▸ WHAT THE TASK ASKS
Below is a listing to write out in full, exactly as given, without its pictures.

▸ INPUT MATERIAL
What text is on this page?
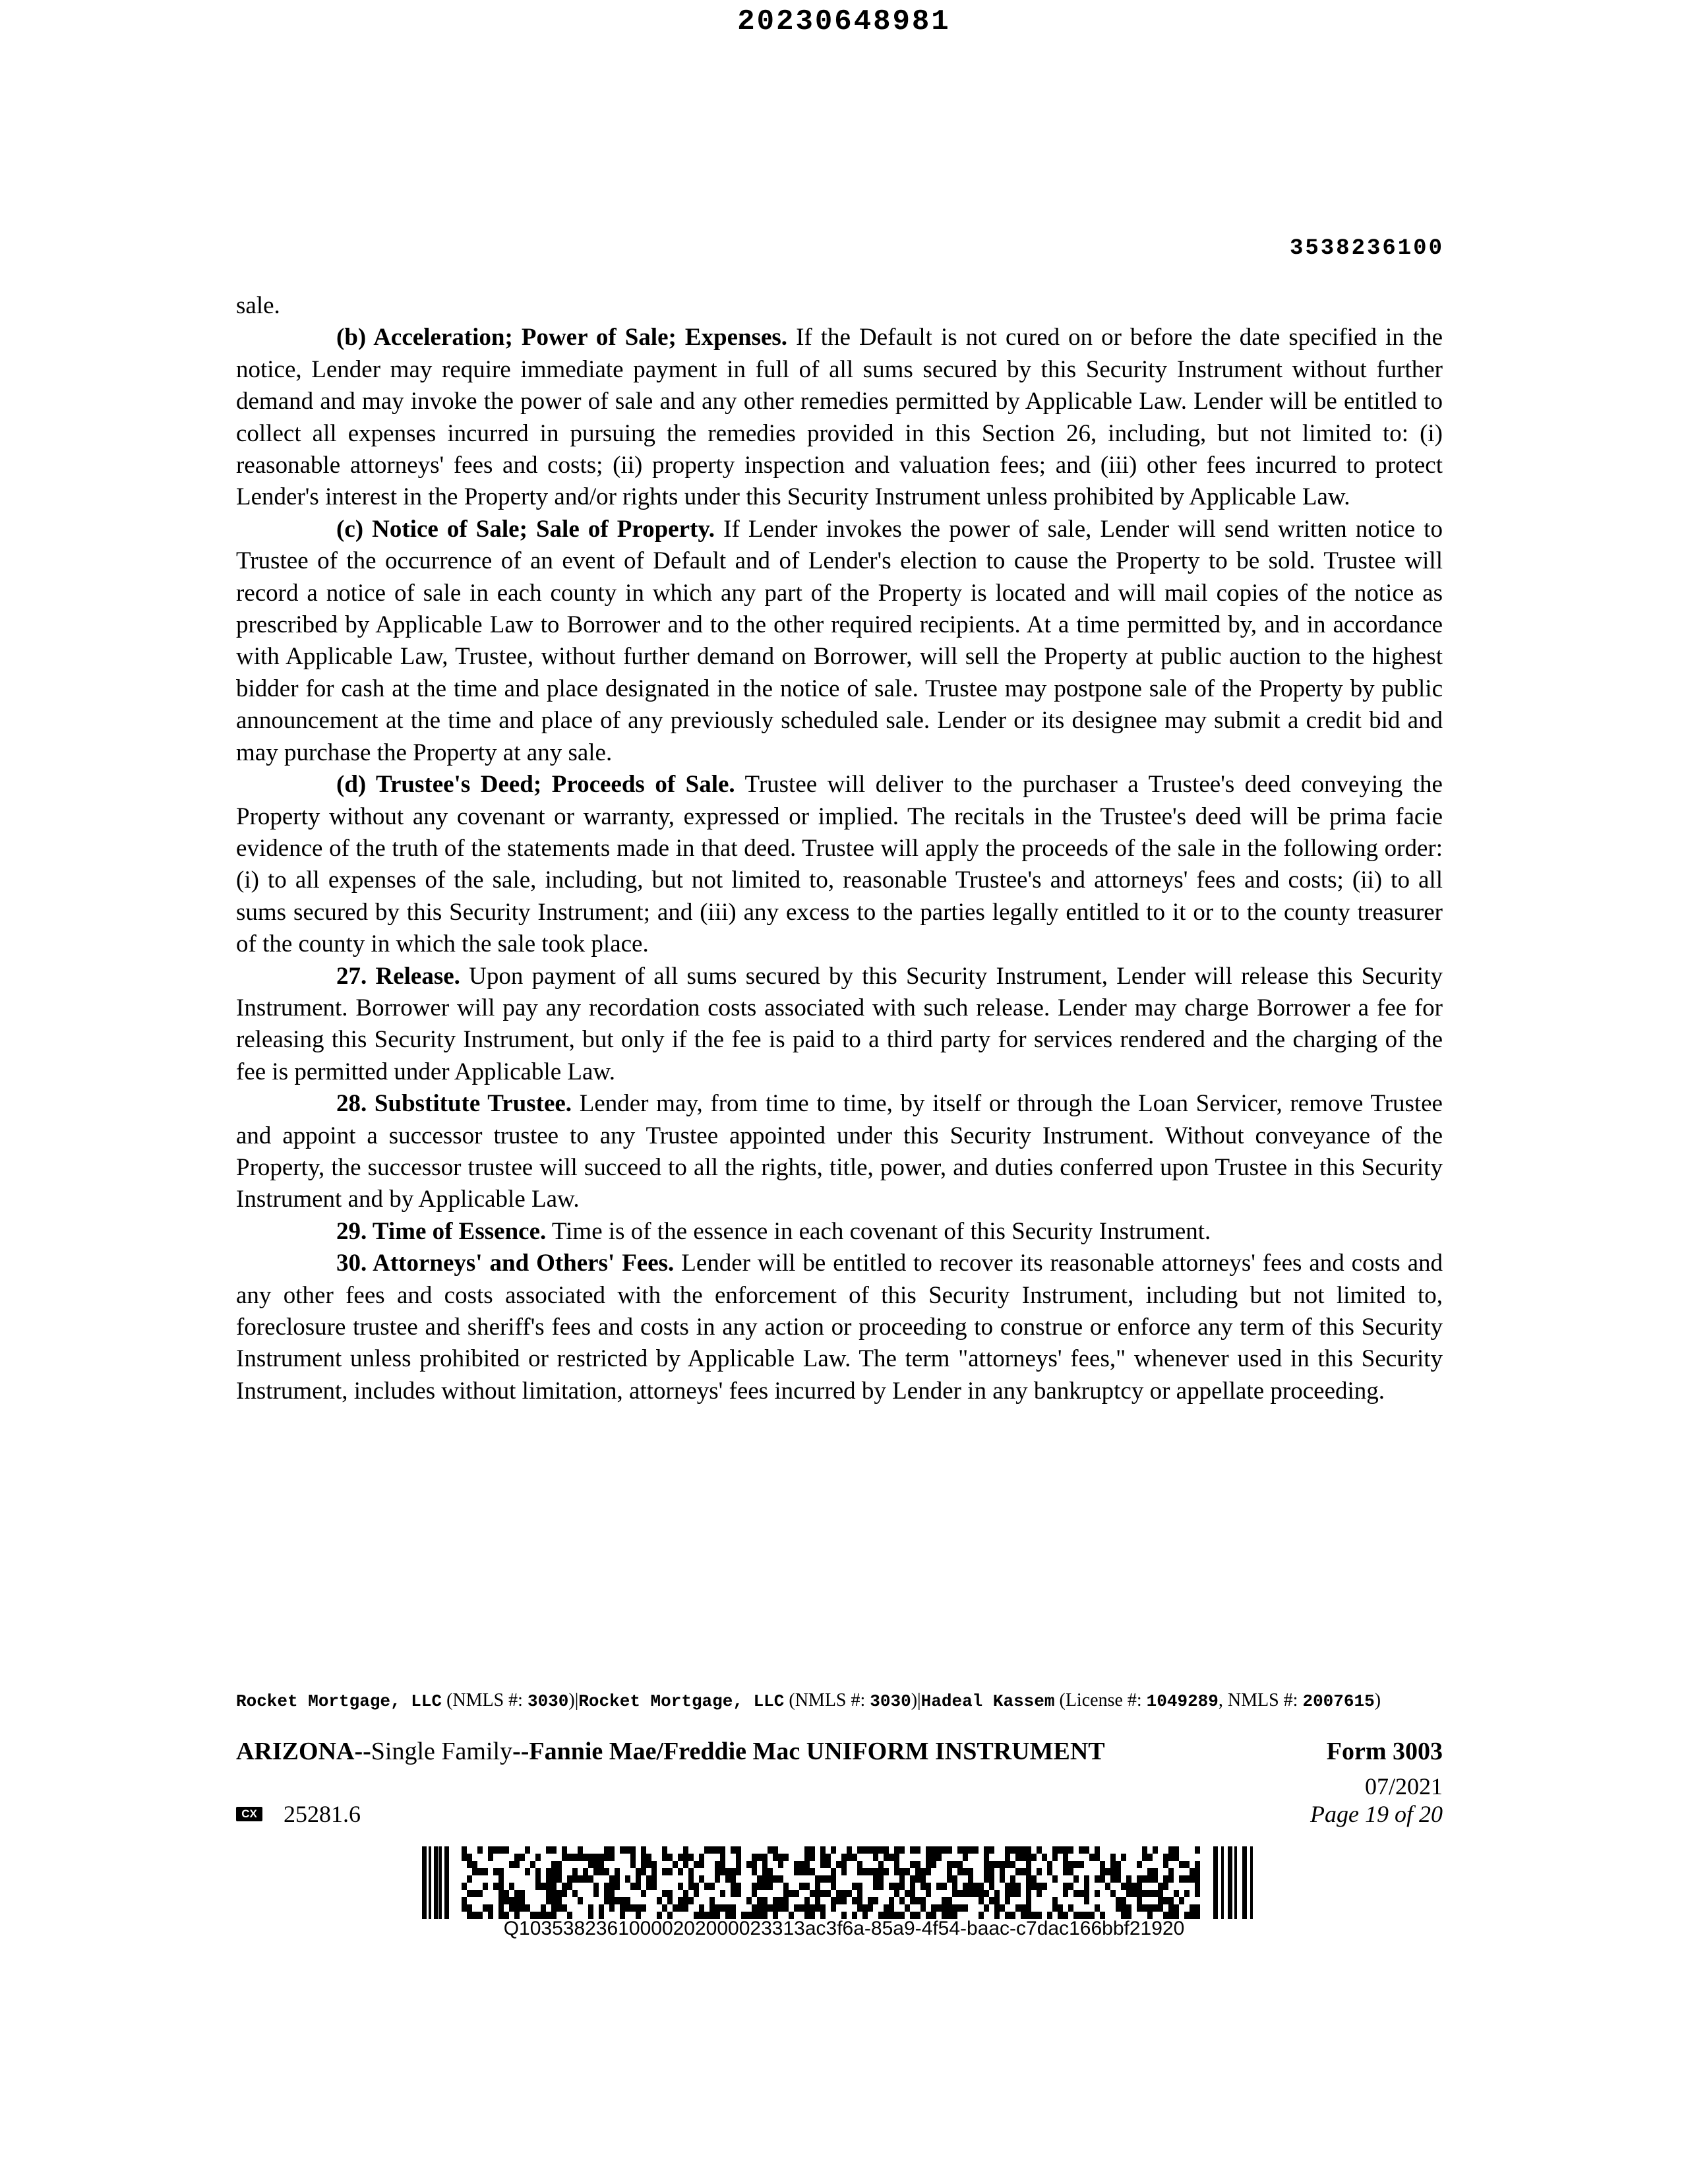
20230648981
3538236100

sale.

(b) Acceleration; Power of Sale; Expenses. If the Default is not cured on or before the date specified in the notice, Lender may require immediate payment in full of all sums secured by this Security Instrument without further demand and may invoke the power of sale and any other remedies permitted by Applicable Law. Lender will be entitled to collect all expenses incurred in pursuing the remedies provided in this Section 26, including, but not limited to: (i) reasonable attorneys' fees and costs; (ii) property inspection and valuation fees; and (iii) other fees incurred to protect Lender's interest in the Property and/or rights under this Security Instrument unless prohibited by Applicable Law.

(c) Notice of Sale; Sale of Property. If Lender invokes the power of sale, Lender will send written notice to Trustee of the occurrence of an event of Default and of Lender's election to cause the Property to be sold. Trustee will record a notice of sale in each county in which any part of the Property is located and will mail copies of the notice as prescribed by Applicable Law to Borrower and to the other required recipients. At a time permitted by, and in accordance with Applicable Law, Trustee, without further demand on Borrower, will sell the Property at public auction to the highest bidder for cash at the time and place designated in the notice of sale. Trustee may postpone sale of the Property by public announcement at the time and place of any previously scheduled sale. Lender or its designee may submit a credit bid and may purchase the Property at any sale.

(d) Trustee's Deed; Proceeds of Sale. Trustee will deliver to the purchaser a Trustee's deed conveying the Property without any covenant or warranty, expressed or implied. The recitals in the Trustee's deed will be prima facie evidence of the truth of the statements made in that deed. Trustee will apply the proceeds of the sale in the following order: (i) to all expenses of the sale, including, but not limited to, reasonable Trustee's and attorneys' fees and costs; (ii) to all sums secured by this Security Instrument; and (iii) any excess to the parties legally entitled to it or to the county treasurer of the county in which the sale took place.

27. Release. Upon payment of all sums secured by this Security Instrument, Lender will release this Security Instrument. Borrower will pay any recordation costs associated with such release. Lender may charge Borrower a fee for releasing this Security Instrument, but only if the fee is paid to a third party for services rendered and the charging of the fee is permitted under Applicable Law.

28. Substitute Trustee. Lender may, from time to time, by itself or through the Loan Servicer, remove Trustee and appoint a successor trustee to any Trustee appointed under this Security Instrument. Without conveyance of the Property, the successor trustee will succeed to all the rights, title, power, and duties conferred upon Trustee in this Security Instrument and by Applicable Law.

29. Time of Essence. Time is of the essence in each covenant of this Security Instrument.

30. Attorneys' and Others' Fees. Lender will be entitled to recover its reasonable attorneys' fees and costs and any other fees and costs associated with the enforcement of this Security Instrument, including but not limited to, foreclosure trustee and sheriff's fees and costs in any action or proceeding to construe or enforce any term of this Security Instrument unless prohibited or restricted by Applicable Law. The term "attorneys' fees," whenever used in this Security Instrument, includes without limitation, attorneys' fees incurred by Lender in any bankruptcy or appellate proceeding.

Rocket Mortgage, LLC (NMLS #: 3030)|Rocket Mortgage, LLC (NMLS #: 3030)|Hadeal Kassem (License #: 1049289, NMLS #: 2007615)
ARIZONA--Single Family--Fannie Mae/Freddie Mac UNIFORM INSTRUMENT	Form 3003
07/2021
CX 25281.6	Page 19 of 20
Q10353823610000202000023313ac3f6a-85a9-4f54-baac-c7dac166bbf21920
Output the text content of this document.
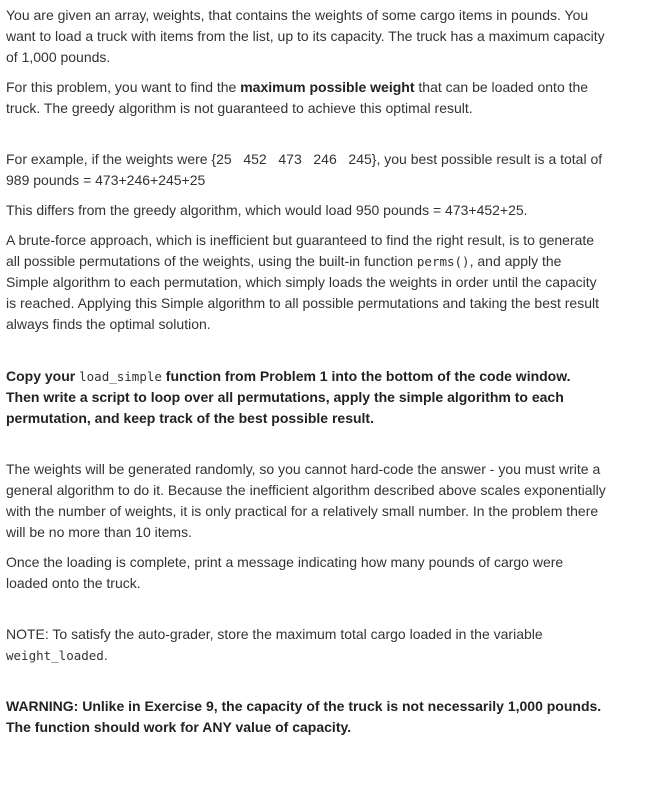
You are given an array, weights, that contains the weights of some cargo items in pounds. You want to load a truck with items from the list, up to its capacity. The truck has a maximum capacity of 1,000 pounds.

For this problem, you want to find the maximum possible weight that can be loaded onto the truck. The greedy algorithm is not guaranteed to achieve this optimal result.

For example, if the weights were {25   452   473   246   245}, you best possible result is a total of 989 pounds = 473+246+245+25

This differs from the greedy algorithm, which would load 950 pounds = 473+452+25.

A brute-force approach, which is inefficient but guaranteed to find the right result, is to generate all possible permutations of the weights, using the built-in function perms(), and apply the Simple algorithm to each permutation, which simply loads the weights in order until the capacity is reached. Applying this Simple algorithm to all possible permutations and taking the best result always finds the optimal solution.

Copy your load_simple function from Problem 1 into the bottom of the code window. Then write a script to loop over all permutations, apply the simple algorithm to each permutation, and keep track of the best possible result.

The weights will be generated randomly, so you cannot hard-code the answer - you must write a general algorithm to do it. Because the inefficient algorithm described above scales exponentially with the number of weights, it is only practical for a relatively small number. In the problem there will be no more than 10 items.

Once the loading is complete, print a message indicating how many pounds of cargo were loaded onto the truck.

NOTE: To satisfy the auto-grader, store the maximum total cargo loaded in the variable weight_loaded.

WARNING: Unlike in Exercise 9, the capacity of the truck is not necessarily 1,000 pounds. The function should work for ANY value of capacity.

▸ RESULT BELOW
What text is on this page?
20230648981
3538236100

sale.

(b) Acceleration; Power of Sale; Expenses. If the Default is not cured on or before the date specified in the notice, Lender may require immediate payment in full of all sums secured by this Security Instrument without further demand and may invoke the power of sale and any other remedies permitted by Applicable Law. Lender will be entitled to collect all expenses incurred in pursuing the remedies provided in this Section 26, including, but not limited to: (i) reasonable attorneys' fees and costs; (ii) property inspection and valuation fees; and (iii) other fees incurred to protect Lender's interest in the Property and/or rights under this Security Instrument unless prohibited by Applicable Law.

(c) Notice of Sale; Sale of Property. If Lender invokes the power of sale, Lender will send written notice to Trustee of the occurrence of an event of Default and of Lender's election to cause the Property to be sold. Trustee will record a notice of sale in each county in which any part of the Property is located and will mail copies of the notice as prescribed by Applicable Law to Borrower and to the other required recipients. At a time permitted by, and in accordance with Applicable Law, Trustee, without further demand on Borrower, will sell the Property at public auction to the highest bidder for cash at the time and place designated in the notice of sale. Trustee may postpone sale of the Property by public announcement at the time and place of any previously scheduled sale. Lender or its designee may submit a credit bid and may purchase the Property at any sale.

(d) Trustee's Deed; Proceeds of Sale. Trustee will deliver to the purchaser a Trustee's deed conveying the Property without any covenant or warranty, expressed or implied. The recitals in the Trustee's deed will be prima facie evidence of the truth of the statements made in that deed. Trustee will apply the proceeds of the sale in the following order: (i) to all expenses of the sale, including, but not limited to, reasonable Trustee's and attorneys' fees and costs; (ii) to all sums secured by this Security Instrument; and (iii) any excess to the parties legally entitled to it or to the county treasurer of the county in which the sale took place.

27. Release. Upon payment of all sums secured by this Security Instrument, Lender will release this Security Instrument. Borrower will pay any recordation costs associated with such release. Lender may charge Borrower a fee for releasing this Security Instrument, but only if the fee is paid to a third party for services rendered and the charging of the fee is permitted under Applicable Law.

28. Substitute Trustee. Lender may, from time to time, by itself or through the Loan Servicer, remove Trustee and appoint a successor trustee to any Trustee appointed under this Security Instrument. Without conveyance of the Property, the successor trustee will succeed to all the rights, title, power, and duties conferred upon Trustee in this Security Instrument and by Applicable Law.

29. Time of Essence. Time is of the essence in each covenant of this Security Instrument.

30. Attorneys' and Others' Fees. Lender will be entitled to recover its reasonable attorneys' fees and costs and any other fees and costs associated with the enforcement of this Security Instrument, including but not limited to, foreclosure trustee and sheriff's fees and costs in any action or proceeding to construe or enforce any term of this Security Instrument unless prohibited or restricted by Applicable Law. The term "attorneys' fees," whenever used in this Security Instrument, includes without limitation, attorneys' fees incurred by Lender in any bankruptcy or appellate proceeding.

Rocket Mortgage, LLC (NMLS #: 3030)|Rocket Mortgage, LLC (NMLS #: 3030)|Hadeal Kassem (License #: 1049289, NMLS #: 2007615)
ARIZONA--Single Family--Fannie Mae/Freddie Mac UNIFORM INSTRUMENT	Form 3003
07/2021
CX 25281.6	Page 19 of 20
Q10353823610000202000023313ac3f6a-85a9-4f54-baac-c7dac166bbf21920
Output the text content of this document.
You are given an array, weights, that contains the weights of some cargo items in pounds. You want to load a truck with items from the list, up to its capacity. The truck has a maximum capacity of 1,000 pounds.

For this problem, you want to find the maximum possible weight that can be loaded onto the truck. The greedy algorithm is not guaranteed to achieve this optimal result.

For example, if the weights were {25   452   473   246   245}, you best possible result is a total of 989 pounds = 473+246+245+25

This differs from the greedy algorithm, which would load 950 pounds = 473+452+25.

A brute-force approach, which is inefficient but guaranteed to find the right result, is to generate all possible permutations of the weights, using the built-in function perms(), and apply the Simple algorithm to each permutation, which simply loads the weights in order until the capacity is reached. Applying this Simple algorithm to all possible permutations and taking the best result always finds the optimal solution.

Copy your load_simple function from Problem 1 into the bottom of the code window. Then write a script to loop over all permutations, apply the simple algorithm to each permutation, and keep track of the best possible result.

The weights will be generated randomly, so you cannot hard-code the answer - you must write a general algorithm to do it. Because the inefficient algorithm described above scales exponentially with the number of weights, it is only practical for a relatively small number. In the problem there will be no more than 10 items.

Once the loading is complete, print a message indicating how many pounds of cargo were loaded onto the truck.

NOTE: To satisfy the auto-grader, store the maximum total cargo loaded in the variable weight_loaded.

WARNING: Unlike in Exercise 9, the capacity of the truck is not necessarily 1,000 pounds. The function should work for ANY value of capacity.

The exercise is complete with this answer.